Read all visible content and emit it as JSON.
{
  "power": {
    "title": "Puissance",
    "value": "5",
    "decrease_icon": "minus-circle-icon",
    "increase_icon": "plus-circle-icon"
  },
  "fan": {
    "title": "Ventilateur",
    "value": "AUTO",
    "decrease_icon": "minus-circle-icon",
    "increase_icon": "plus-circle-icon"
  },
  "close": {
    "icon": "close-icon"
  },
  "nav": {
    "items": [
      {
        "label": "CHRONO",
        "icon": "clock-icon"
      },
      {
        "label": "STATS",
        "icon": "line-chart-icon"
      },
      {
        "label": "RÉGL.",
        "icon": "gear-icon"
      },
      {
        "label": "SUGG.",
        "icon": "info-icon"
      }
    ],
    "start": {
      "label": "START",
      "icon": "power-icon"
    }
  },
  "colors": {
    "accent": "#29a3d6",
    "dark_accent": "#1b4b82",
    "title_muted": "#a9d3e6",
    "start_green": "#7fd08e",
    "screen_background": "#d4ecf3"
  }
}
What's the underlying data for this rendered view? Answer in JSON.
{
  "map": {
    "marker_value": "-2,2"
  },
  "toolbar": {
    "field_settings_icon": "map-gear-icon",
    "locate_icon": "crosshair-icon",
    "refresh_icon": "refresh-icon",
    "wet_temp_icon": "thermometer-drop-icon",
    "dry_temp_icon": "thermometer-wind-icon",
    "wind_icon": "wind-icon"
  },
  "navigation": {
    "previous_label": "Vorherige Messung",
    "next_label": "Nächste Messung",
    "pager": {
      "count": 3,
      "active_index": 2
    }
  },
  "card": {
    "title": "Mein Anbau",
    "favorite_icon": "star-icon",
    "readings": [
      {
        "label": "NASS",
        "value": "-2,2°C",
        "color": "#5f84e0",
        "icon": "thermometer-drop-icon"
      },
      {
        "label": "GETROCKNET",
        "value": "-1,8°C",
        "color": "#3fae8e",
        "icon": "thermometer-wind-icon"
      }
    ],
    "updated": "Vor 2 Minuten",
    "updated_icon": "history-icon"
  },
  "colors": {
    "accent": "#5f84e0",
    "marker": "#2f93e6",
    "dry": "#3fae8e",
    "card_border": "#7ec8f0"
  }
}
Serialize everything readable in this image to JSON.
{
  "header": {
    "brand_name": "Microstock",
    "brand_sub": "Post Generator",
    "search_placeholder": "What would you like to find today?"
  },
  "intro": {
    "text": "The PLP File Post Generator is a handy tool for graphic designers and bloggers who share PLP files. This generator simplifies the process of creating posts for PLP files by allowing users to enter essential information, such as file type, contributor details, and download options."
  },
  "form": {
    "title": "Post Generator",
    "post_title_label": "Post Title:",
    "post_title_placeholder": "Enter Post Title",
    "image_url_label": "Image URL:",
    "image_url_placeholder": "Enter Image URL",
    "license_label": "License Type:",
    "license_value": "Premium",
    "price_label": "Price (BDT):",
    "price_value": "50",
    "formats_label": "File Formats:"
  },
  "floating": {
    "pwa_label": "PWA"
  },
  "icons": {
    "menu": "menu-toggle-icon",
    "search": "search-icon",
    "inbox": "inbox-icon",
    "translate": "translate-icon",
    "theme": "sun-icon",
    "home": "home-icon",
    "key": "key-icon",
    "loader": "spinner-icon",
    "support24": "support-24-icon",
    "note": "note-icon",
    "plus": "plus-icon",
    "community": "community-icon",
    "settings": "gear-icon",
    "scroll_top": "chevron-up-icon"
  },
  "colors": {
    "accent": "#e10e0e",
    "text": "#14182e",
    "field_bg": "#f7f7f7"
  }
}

Exercise instructions
Every record above needs to be repeated word for word.

Task response
Read all visible content and emit it as JSON.
{
  "power": {
    "title": "Puissance",
    "value": "5",
    "decrease_icon": "minus-circle-icon",
    "increase_icon": "plus-circle-icon"
  },
  "fan": {
    "title": "Ventilateur",
    "value": "AUTO",
    "decrease_icon": "minus-circle-icon",
    "increase_icon": "plus-circle-icon"
  },
  "close": {
    "icon": "close-icon"
  },
  "nav": {
    "items": [
      {
        "label": "CHRONO",
        "icon": "clock-icon"
      },
      {
        "label": "STATS",
        "icon": "line-chart-icon"
      },
      {
        "label": "RÉGL.",
        "icon": "gear-icon"
      },
      {
        "label": "SUGG.",
        "icon": "info-icon"
      }
    ],
    "start": {
      "label": "START",
      "icon": "power-icon"
    }
  },
  "colors": {
    "accent": "#29a3d6",
    "dark_accent": "#1b4b82",
    "title_muted": "#a9d3e6",
    "start_green": "#7fd08e",
    "screen_background": "#d4ecf3"
  }
}
What's the underlying data for this rendered view? Answer in JSON.
{
  "map": {
    "marker_value": "-2,2"
  },
  "toolbar": {
    "field_settings_icon": "map-gear-icon",
    "locate_icon": "crosshair-icon",
    "refresh_icon": "refresh-icon",
    "wet_temp_icon": "thermometer-drop-icon",
    "dry_temp_icon": "thermometer-wind-icon",
    "wind_icon": "wind-icon"
  },
  "navigation": {
    "previous_label": "Vorherige Messung",
    "next_label": "Nächste Messung",
    "pager": {
      "count": 3,
      "active_index": 2
    }
  },
  "card": {
    "title": "Mein Anbau",
    "favorite_icon": "star-icon",
    "readings": [
      {
        "label": "NASS",
        "value": "-2,2°C",
        "color": "#5f84e0",
        "icon": "thermometer-drop-icon"
      },
      {
        "label": "GETROCKNET",
        "value": "-1,8°C",
        "color": "#3fae8e",
        "icon": "thermometer-wind-icon"
      }
    ],
    "updated": "Vor 2 Minuten",
    "updated_icon": "history-icon"
  },
  "colors": {
    "accent": "#5f84e0",
    "marker": "#2f93e6",
    "dry": "#3fae8e",
    "card_border": "#7ec8f0"
  }
}
Serialize everything readable in this image to JSON.
{
  "header": {
    "brand_name": "Microstock",
    "brand_sub": "Post Generator",
    "search_placeholder": "What would you like to find today?"
  },
  "intro": {
    "text": "The PLP File Post Generator is a handy tool for graphic designers and bloggers who share PLP files. This generator simplifies the process of creating posts for PLP files by allowing users to enter essential information, such as file type, contributor details, and download options."
  },
  "form": {
    "title": "Post Generator",
    "post_title_label": "Post Title:",
    "post_title_placeholder": "Enter Post Title",
    "image_url_label": "Image URL:",
    "image_url_placeholder": "Enter Image URL",
    "license_label": "License Type:",
    "license_value": "Premium",
    "price_label": "Price (BDT):",
    "price_value": "50",
    "formats_label": "File Formats:"
  },
  "floating": {
    "pwa_label": "PWA"
  },
  "icons": {
    "menu": "menu-toggle-icon",
    "search": "search-icon",
    "inbox": "inbox-icon",
    "translate": "translate-icon",
    "theme": "sun-icon",
    "home": "home-icon",
    "key": "key-icon",
    "loader": "spinner-icon",
    "support24": "support-24-icon",
    "note": "note-icon",
    "plus": "plus-icon",
    "community": "community-icon",
    "settings": "gear-icon",
    "scroll_top": "chevron-up-icon"
  },
  "colors": {
    "accent": "#e10e0e",
    "text": "#14182e",
    "field_bg": "#f7f7f7"
  }
}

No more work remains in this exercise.